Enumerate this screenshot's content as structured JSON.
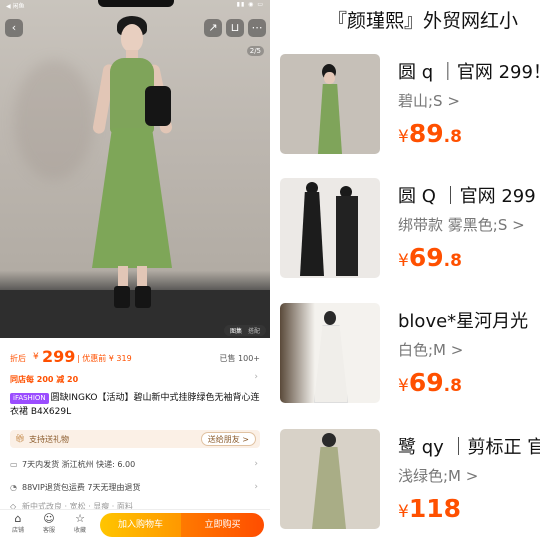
{
  "left": {
    "statusbar": {
      "back_app": "◀ 闲鱼"
    },
    "gallery": {
      "counter": "2/5",
      "tabs": [
        "图集",
        "搭配"
      ]
    },
    "price": {
      "label": "折后",
      "yen": "¥",
      "value": "299",
      "coupon": "| 优惠前 ¥ 319",
      "sold": "已售 100+"
    },
    "promo": "同店每 200 减 20",
    "title": {
      "tag": "iFASHION",
      "text": "圆缺INGKO【活动】碧山新中式挂脖绿色无袖背心连衣裙 B4X629L"
    },
    "gift": {
      "text": "支持送礼物",
      "button": "送给朋友 >"
    },
    "shipping": {
      "text": "7天内发货  浙江杭州  快递: 6.00"
    },
    "vip": {
      "text": "88VIP退货包运费   7天无理由退货"
    },
    "more": {
      "text": "新中式改良  ·  宽松  ·  显瘦  ·  面料"
    },
    "bottom": {
      "shop": "店铺",
      "service": "客服",
      "favorite": "收藏",
      "add_cart": "加入购物车",
      "buy_now": "立即购买"
    },
    "colors": {
      "accent": "#ff5000",
      "dress_green": "#7fa45a",
      "cart_button": "#ffa800",
      "buy_button": "#ff5a00"
    }
  },
  "right": {
    "title": "『颜瑾熙』外贸网红小",
    "items": [
      {
        "name": "圆 q ｜官网 299！",
        "variant": "碧山;S >",
        "yen": "¥",
        "price_int": "89",
        "price_dec": ".8"
      },
      {
        "name": "圆 Q ｜官网 299",
        "variant": "绑带款 雾黑色;S >",
        "yen": "¥",
        "price_int": "69",
        "price_dec": ".8"
      },
      {
        "name": "blove*星河月光",
        "variant": "白色;M >",
        "yen": "¥",
        "price_int": "69",
        "price_dec": ".8"
      },
      {
        "name": "鹭 qy ｜剪标正 官",
        "variant": "浅绿色;M >",
        "yen": "¥",
        "price_int": "118",
        "price_dec": ""
      }
    ]
  }
}
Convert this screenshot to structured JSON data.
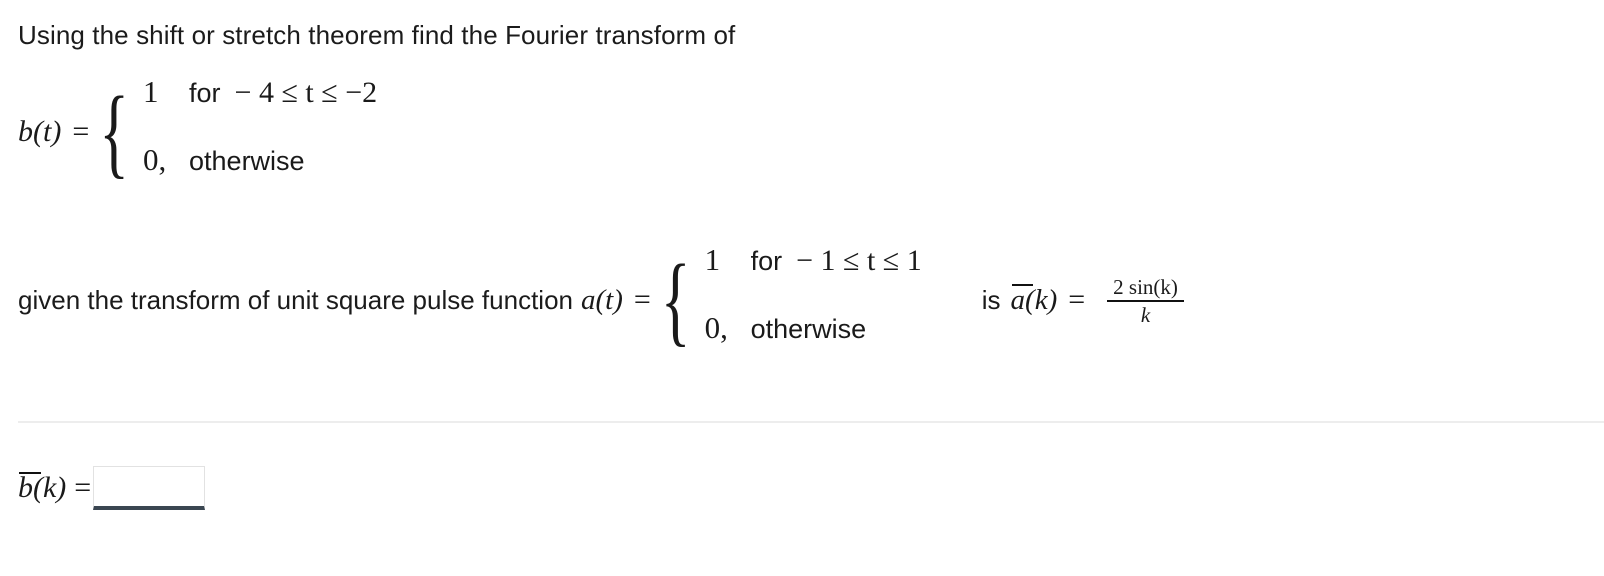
{
  "prompt": {
    "text": "Using the shift or stretch theorem find the Fourier transform of"
  },
  "definition_b": {
    "func_label": "b(t)",
    "equals": "=",
    "brace": "{",
    "case1_value": "1",
    "case1_for": "for",
    "case1_condition": "− 4 ≤ t ≤ −2",
    "case2_value": "0,",
    "case2_condition": "otherwise"
  },
  "given": {
    "lead_text": "given the transform of unit square pulse function",
    "func_label": "a(t)",
    "equals": "=",
    "brace": "{",
    "case1_value": "1",
    "case1_for": "for",
    "case1_condition": "− 1 ≤ t ≤ 1",
    "case2_value": "0,",
    "case2_condition": "otherwise",
    "is_word": "is",
    "transform_label": "a(k)",
    "transform_equals": "=",
    "fraction_numerator": "2 sin(k)",
    "fraction_denominator": "k"
  },
  "answer": {
    "label": "b(k)",
    "equals": "=",
    "input_value": "",
    "input_placeholder": ""
  },
  "colors": {
    "text": "#1b1b1b",
    "divider": "#ededed",
    "input_border": "#e2e2e2",
    "input_underline": "#3a4651",
    "background": "#ffffff"
  }
}
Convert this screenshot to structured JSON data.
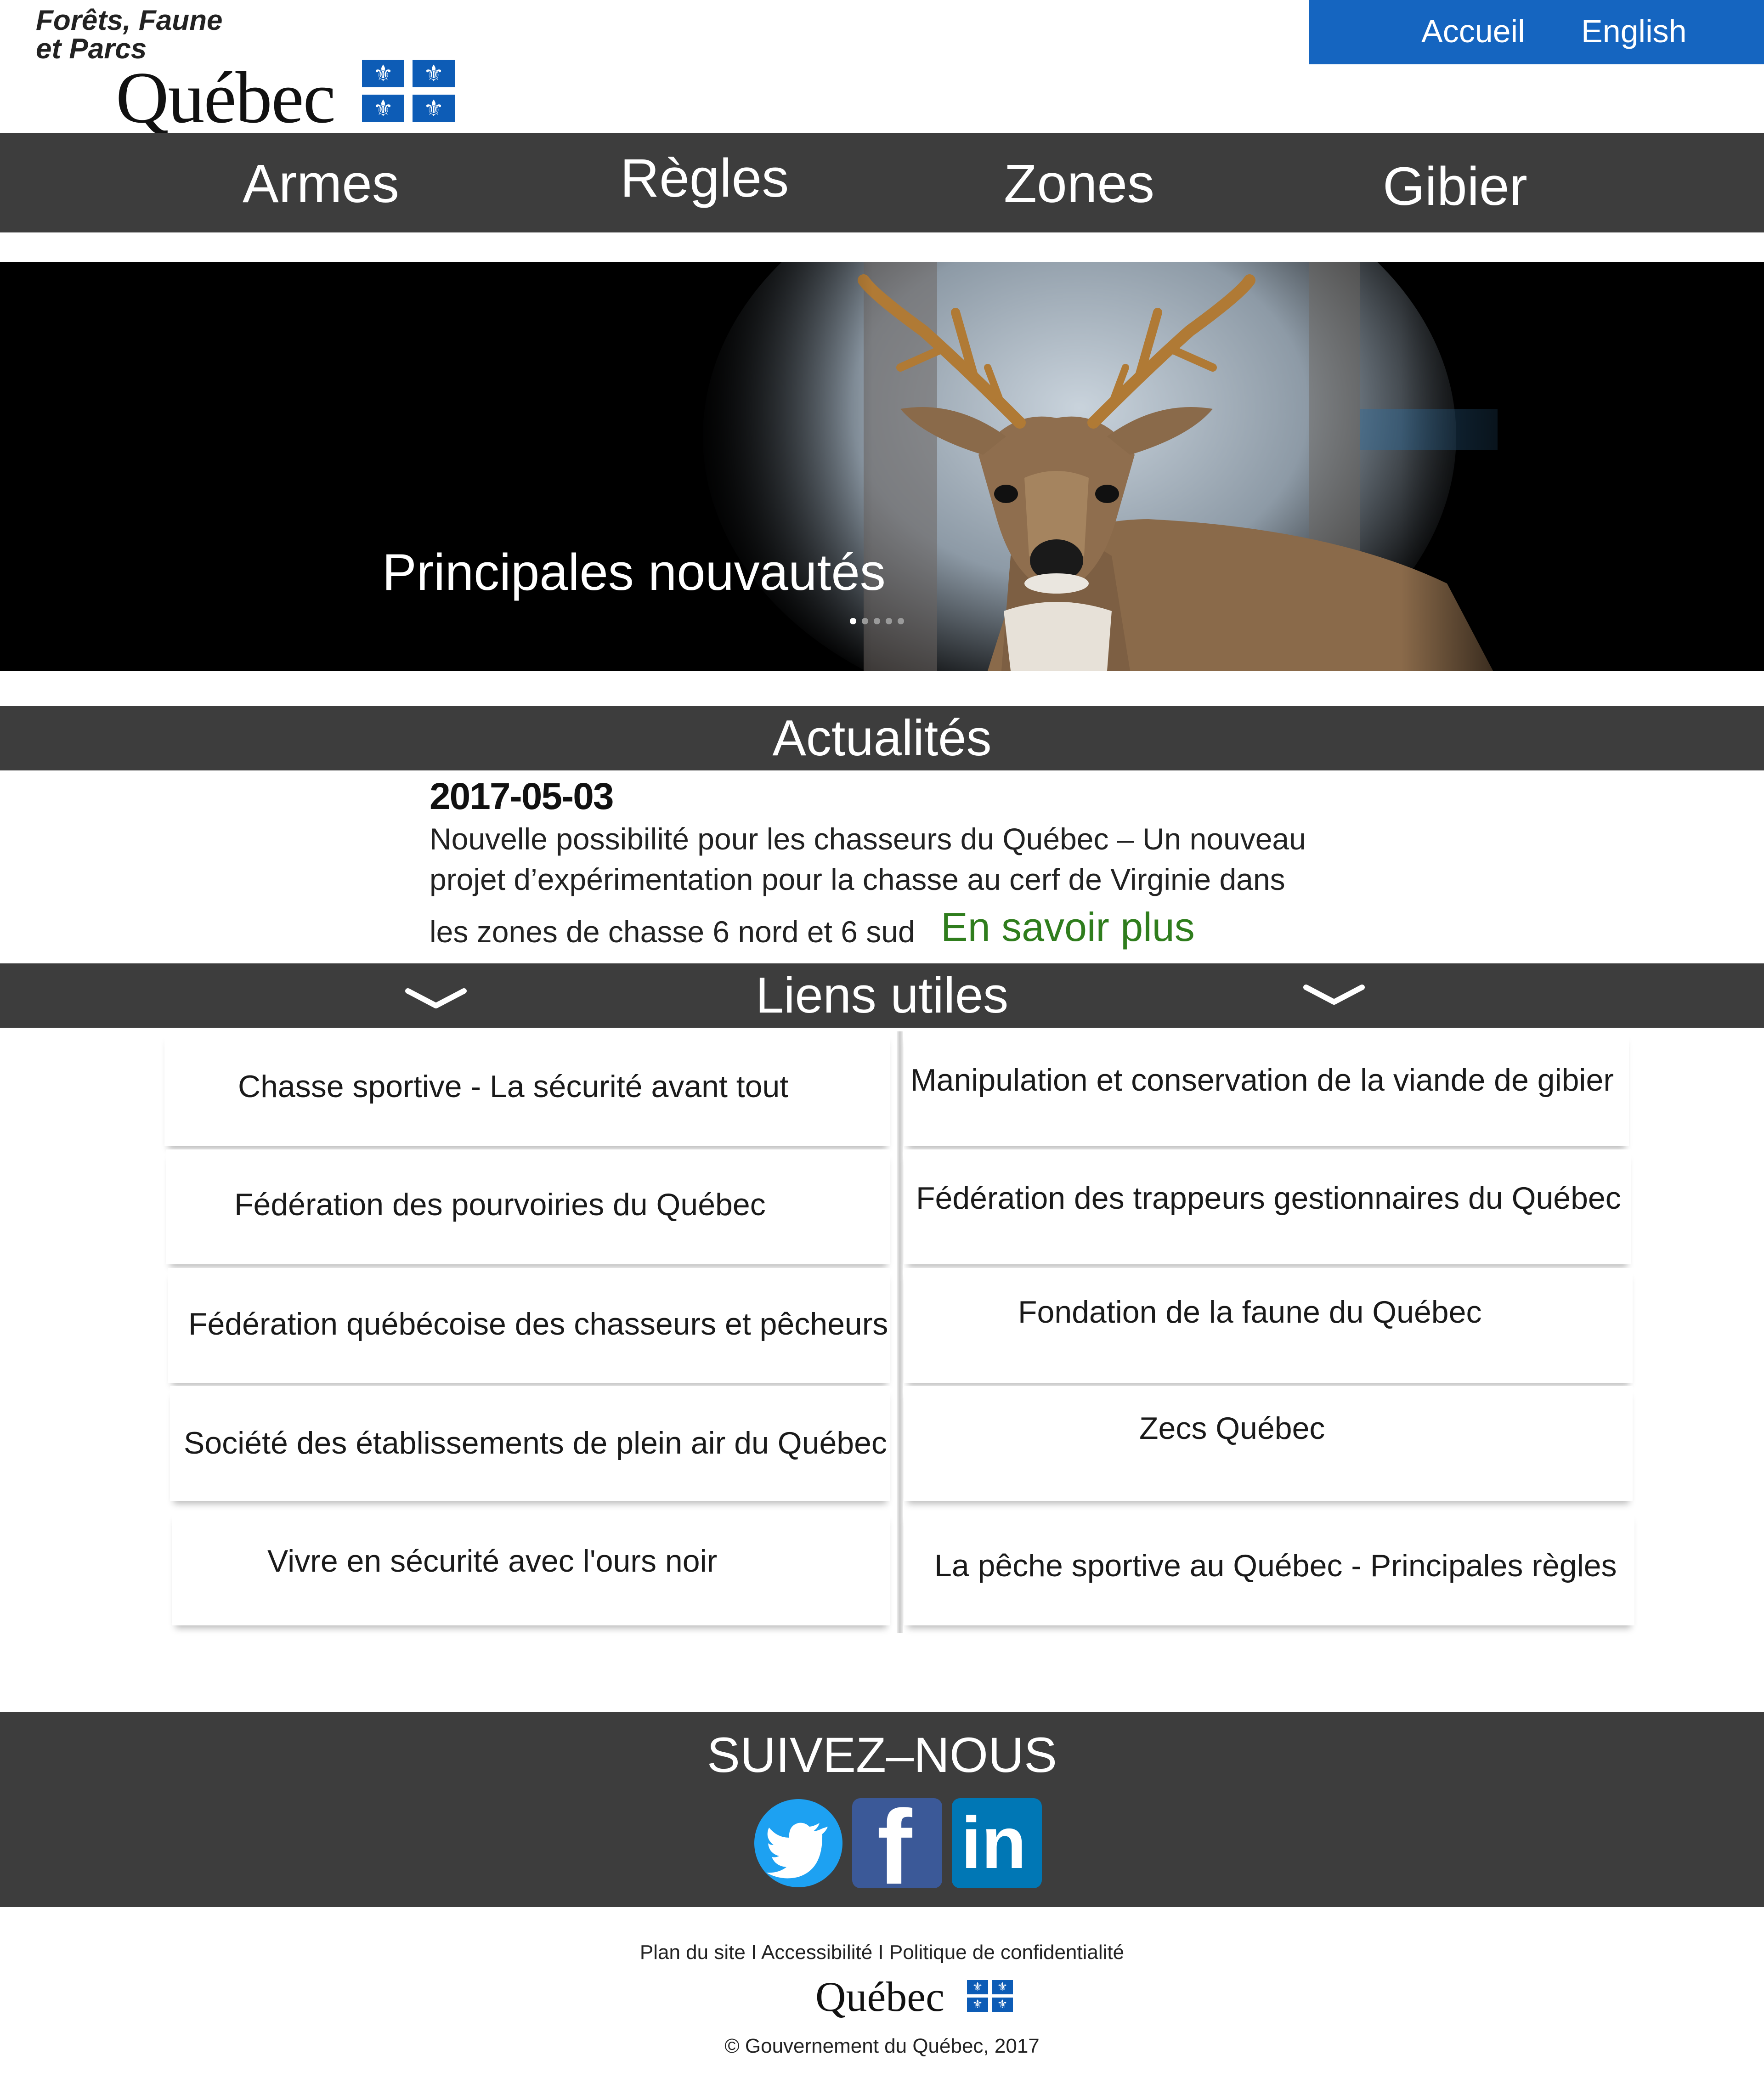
{
  "header": {
    "ministry_line1": "Forêts, Faune",
    "ministry_line2": "et Parcs",
    "logo_word": "Québec",
    "flag_glyph": "⚜",
    "top_nav": [
      "Accueil",
      "English"
    ]
  },
  "main_nav": [
    "Armes",
    "Règles",
    "Zones",
    "Gibier"
  ],
  "hero": {
    "caption": "Principales nouvautés",
    "slides_count": 5,
    "active_slide": 1
  },
  "news": {
    "section_title": "Actualités",
    "date": "2017-05-03",
    "lines": [
      "Nouvelle possibilité pour les chasseurs du Québec – Un nouveau",
      "projet d’expérimentation pour la chasse au cerf de Virginie dans",
      "les zones de chasse 6 nord et 6 sud"
    ],
    "more_label": "En savoir plus"
  },
  "links": {
    "section_title": "Liens utiles",
    "left": [
      "Chasse sportive - La sécurité avant tout",
      "Fédération des pourvoiries du Québec",
      "Fédération québécoise des chasseurs et pêcheurs",
      "Société des établissements de plein air du Québec",
      "Vivre en sécurité avec l'ours noir"
    ],
    "right": [
      "Manipulation et conservation de la viande de gibier",
      "Fédération des trappeurs gestionnaires du Québec",
      "Fondation de la faune du Québec",
      "Zecs Québec",
      "La pêche sportive au Québec - Principales règles"
    ]
  },
  "follow": {
    "title": "SUIVEZ–NOUS",
    "networks": [
      "twitter-icon",
      "facebook-icon",
      "linkedin-icon"
    ],
    "linkedin_text": "in",
    "facebook_text": "f"
  },
  "footer": {
    "links": [
      "Plan du site",
      "Accessibilité",
      "Politique de confidentialité"
    ],
    "separator": " I ",
    "logo_word": "Québec",
    "copyright": "© Gouvernement du Québec, 2017"
  },
  "colors": {
    "top_nav_bg": "#1565c0",
    "bar_bg": "#3d3d3d",
    "link_green": "#2f7d1d",
    "flag_blue": "#0d5cb6",
    "twitter": "#1da1f2",
    "facebook": "#3b5998",
    "linkedin": "#0077b5"
  }
}
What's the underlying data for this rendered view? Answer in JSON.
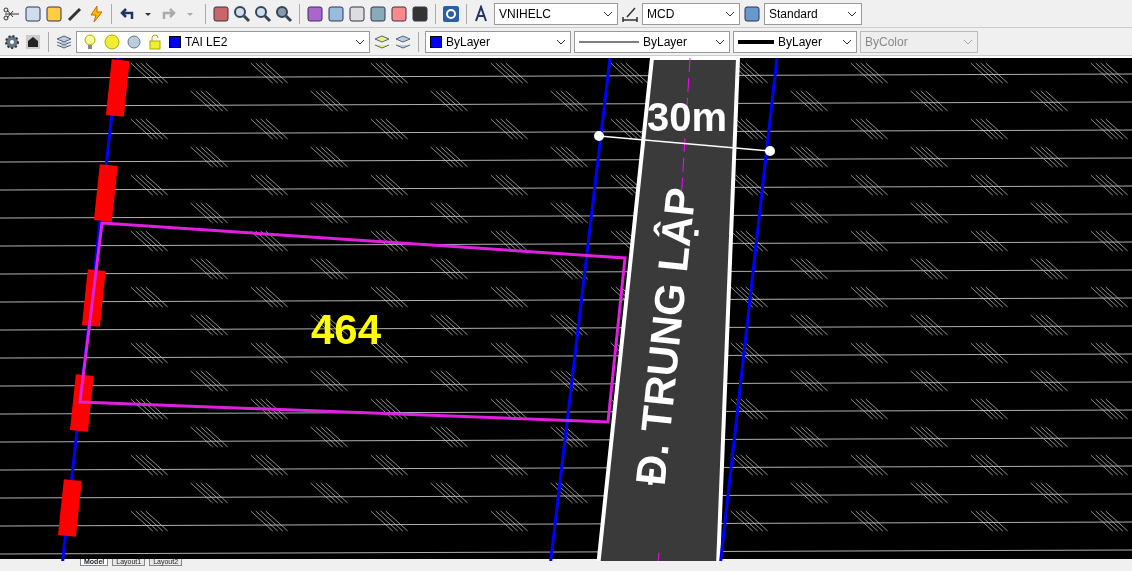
{
  "toolbar_top": {
    "text_style": "VNIHELC",
    "dim_style": "MCD",
    "table_style": "Standard"
  },
  "toolbar_layers": {
    "layer": "TAI LE2",
    "color_setting": "ByLayer",
    "linetype": "ByLayer",
    "lineweight": "ByLayer",
    "plot_style": {
      "value": "ByColor",
      "disabled": true
    }
  },
  "drawing": {
    "dimension": "30m",
    "parcel_number": "464",
    "road_name": "Đ. TRUNG LẬP"
  },
  "layout_tabs": [
    {
      "label": "Model",
      "selected": true
    },
    {
      "label": "Layout1",
      "selected": false
    },
    {
      "label": "Layout2",
      "selected": false
    }
  ]
}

• **GIVEN PROBLEM**
Take the listing above and restate it word for word, without its pictures.

• **EXPECTED OUTPUT**
Enumerate this screenshot's content as structured JSON.
{
  "left": {
    "statusbar": {
      "back_app": "◀ 闲鱼"
    },
    "gallery": {
      "counter": "2/5",
      "tabs": [
        "图集",
        "搭配"
      ]
    },
    "price": {
      "label": "折后",
      "yen": "¥",
      "value": "299",
      "coupon": "| 优惠前 ¥ 319",
      "sold": "已售 100+"
    },
    "promo": "同店每 200 减 20",
    "title": {
      "tag": "iFASHION",
      "text": "圆缺INGKO【活动】碧山新中式挂脖绿色无袖背心连衣裙 B4X629L"
    },
    "gift": {
      "text": "支持送礼物",
      "button": "送给朋友 >"
    },
    "shipping": {
      "text": "7天内发货  浙江杭州  快递: 6.00"
    },
    "vip": {
      "text": "88VIP退货包运费   7天无理由退货"
    },
    "more": {
      "text": "新中式改良  ·  宽松  ·  显瘦  ·  面料"
    },
    "bottom": {
      "shop": "店铺",
      "service": "客服",
      "favorite": "收藏",
      "add_cart": "加入购物车",
      "buy_now": "立即购买"
    },
    "colors": {
      "accent": "#ff5000",
      "dress_green": "#7fa45a",
      "cart_button": "#ffa800",
      "buy_button": "#ff5a00"
    }
  },
  "right": {
    "title": "『颜瑾熙』外贸网红小",
    "items": [
      {
        "name": "圆 q ｜官网 299！",
        "variant": "碧山;S >",
        "yen": "¥",
        "price_int": "89",
        "price_dec": ".8"
      },
      {
        "name": "圆 Q ｜官网 299",
        "variant": "绑带款 雾黑色;S >",
        "yen": "¥",
        "price_int": "69",
        "price_dec": ".8"
      },
      {
        "name": "blove*星河月光",
        "variant": "白色;M >",
        "yen": "¥",
        "price_int": "69",
        "price_dec": ".8"
      },
      {
        "name": "鹭 qy ｜剪标正 官",
        "variant": "浅绿色;M >",
        "yen": "¥",
        "price_int": "118",
        "price_dec": ""
      }
    ]
  }
}
Convert this screenshot to structured JSON data.
{
  "prompt": {
    "text": "Using the shift or stretch theorem find the Fourier transform of"
  },
  "definition_b": {
    "func_label": "b(t)",
    "equals": "=",
    "brace": "{",
    "case1_value": "1",
    "case1_for": "for",
    "case1_condition": "− 4 ≤ t ≤ −2",
    "case2_value": "0,",
    "case2_condition": "otherwise"
  },
  "given": {
    "lead_text": "given the transform of unit square pulse function",
    "func_label": "a(t)",
    "equals": "=",
    "brace": "{",
    "case1_value": "1",
    "case1_for": "for",
    "case1_condition": "− 1 ≤ t ≤ 1",
    "case2_value": "0,",
    "case2_condition": "otherwise",
    "is_word": "is",
    "transform_label": "a(k)",
    "transform_equals": "=",
    "fraction_numerator": "2 sin(k)",
    "fraction_denominator": "k"
  },
  "answer": {
    "label": "b(k)",
    "equals": "=",
    "input_value": "",
    "input_placeholder": ""
  },
  "colors": {
    "text": "#1b1b1b",
    "divider": "#ededed",
    "input_border": "#e2e2e2",
    "input_underline": "#3a4651",
    "background": "#ffffff"
  }
}
Convert this screenshot to structured JSON data.
{
  "header": {
    "ministry_line1": "Forêts, Faune",
    "ministry_line2": "et Parcs",
    "logo_word": "Québec",
    "flag_glyph": "⚜",
    "top_nav": [
      "Accueil",
      "English"
    ]
  },
  "main_nav": [
    "Armes",
    "Règles",
    "Zones",
    "Gibier"
  ],
  "hero": {
    "caption": "Principales nouvautés",
    "slides_count": 5,
    "active_slide": 1
  },
  "news": {
    "section_title": "Actualités",
    "date": "2017-05-03",
    "lines": [
      "Nouvelle possibilité pour les chasseurs du Québec – Un nouveau",
      "projet d’expérimentation pour la chasse au cerf de Virginie dans",
      "les zones de chasse 6 nord et 6 sud"
    ],
    "more_label": "En savoir plus"
  },
  "links": {
    "section_title": "Liens utiles",
    "left": [
      "Chasse sportive - La sécurité avant tout",
      "Fédération des pourvoiries du Québec",
      "Fédération québécoise des chasseurs et pêcheurs",
      "Société des établissements de plein air du Québec",
      "Vivre en sécurité avec l'ours noir"
    ],
    "right": [
      "Manipulation et conservation de la viande de gibier",
      "Fédération des trappeurs gestionnaires du Québec",
      "Fondation de la faune du Québec",
      "Zecs Québec",
      "La pêche sportive au Québec - Principales règles"
    ]
  },
  "follow": {
    "title": "SUIVEZ–NOUS",
    "networks": [
      "twitter-icon",
      "facebook-icon",
      "linkedin-icon"
    ],
    "linkedin_text": "in",
    "facebook_text": "f"
  },
  "footer": {
    "links": [
      "Plan du site",
      "Accessibilité",
      "Politique de confidentialité"
    ],
    "separator": " I ",
    "logo_word": "Québec",
    "copyright": "© Gouvernement du Québec, 2017"
  },
  "colors": {
    "top_nav_bg": "#1565c0",
    "bar_bg": "#3d3d3d",
    "link_green": "#2f7d1d",
    "flag_blue": "#0d5cb6",
    "twitter": "#1da1f2",
    "facebook": "#3b5998",
    "linkedin": "#0077b5"
  }
}
What's the underlying data for this rendered view? Answer in JSON.
{
  "toolbar_top": {
    "text_style": "VNIHELC",
    "dim_style": "MCD",
    "table_style": "Standard"
  },
  "toolbar_layers": {
    "layer": "TAI LE2",
    "color_setting": "ByLayer",
    "linetype": "ByLayer",
    "lineweight": "ByLayer",
    "plot_style": {
      "value": "ByColor",
      "disabled": true
    }
  },
  "drawing": {
    "dimension": "30m",
    "parcel_number": "464",
    "road_name": "Đ. TRUNG LẬP"
  },
  "layout_tabs": [
    {
      "label": "Model",
      "selected": true
    },
    {
      "label": "Layout1",
      "selected": false
    },
    {
      "label": "Layout2",
      "selected": false
    }
  ]
}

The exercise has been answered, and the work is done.